>> Begin

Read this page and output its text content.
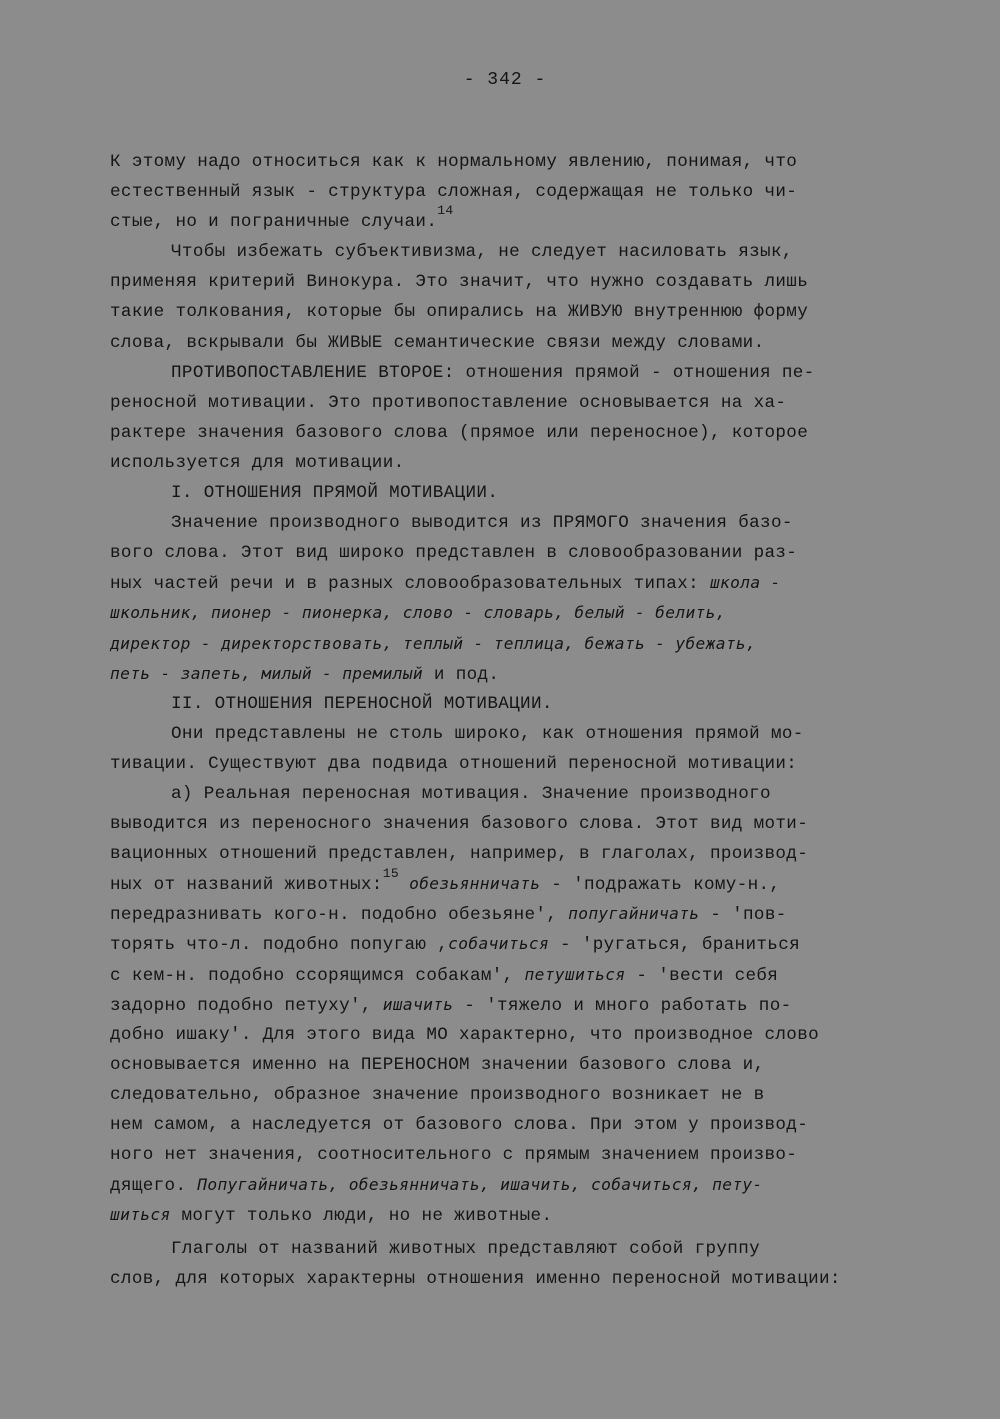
- 342 -
К этому надо относиться как к нормальному явлению, понимая, что
естественный язык - структура сложная, содержащая не только чи-
стые, но и пограничные случаи.$^{14}$
Чтобы избежать субъективизма, не следует насиловать язык,
применяя критерий Винокура. Это значит, что нужно создавать лишь
такие толкования, которые бы опирались на ЖИВУЮ внутреннюю форму
слова, вскрывали бы ЖИВЫЕ семантические связи между словами.
ПРОТИВОПОСТАВЛЕНИЕ ВТОРОЕ: отношения прямой - отношения пе-
реносной мотивации. Это противопоставление основывается на ха-
рактере значения базового слова (прямое или переносное), которое
используется для мотивации.
I. ОТНОШЕНИЯ ПРЯМОЙ МОТИВАЦИИ.
Значение производного выводится из ПРЯМОГО значения базо-
вого слова. Этот вид широко представлен в словообразовании раз-
ных частей речи и в разных словообразовательных типах: школа -
школьник, пионер - пионерка, слово - словарь, белый - белить,
директор - директорствовать, теплый - теплица, бежать - убежать,
петь - запеть, милый - премилый и под.
II. ОТНОШЕНИЯ ПЕРЕНОСНОЙ МОТИВАЦИИ.
Они представлены не столь широко, как отношения прямой мо-
тивации. Существуют два подвида отношений переносной мотивации:
а) Реальная переносная мотивация. Значение производного
выводится из переносного значения базового слова. Этот вид моти-
вационных отношений представлен, например, в глаголах, производ-
ных от названий животных:$^{15}$ обезьянничать - 'подражать кому-н.,
передразнивать кого-н. подобно обезьяне', попугайничать - 'пов-
торять что-л. подобно попугаю ,собачиться - 'ругаться, браниться
с кем-н. подобно ссорящимся собакам', петушиться - 'вести себя
задорно подобно петуху', ишачить - 'тяжело и много работать по-
добно ишаку'. Для этого вида МО характерно, что производное слово
основывается именно на ПЕРЕНОСНОМ значении базового слова и,
следовательно, образное значение производного возникает не в
нем самом, а наследуется от базового слова. При этом у производ-
ного нет значения, соотносительного с прямым значением произво-
дящего. Попугайничать, обезьянничать, ишачить, собачиться, пету-
шиться могут только люди, но не животные.
Глаголы от названий животных представляют собой группу
слов, для которых характерны отношения именно переносной мотивации:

>> End

> [EXERCISE]: Look through the entries above. Extract each line with the word "значения".

> [RESPONSE TO THE TASK]:
рактере значения базового слова (прямое или переносное), которое
Значение производного выводится из ПРЯМОГО значения базо-
выводится из переносного значения базового слова. Этот вид моти-
ного нет значения, соотносительного с прямым значением произво-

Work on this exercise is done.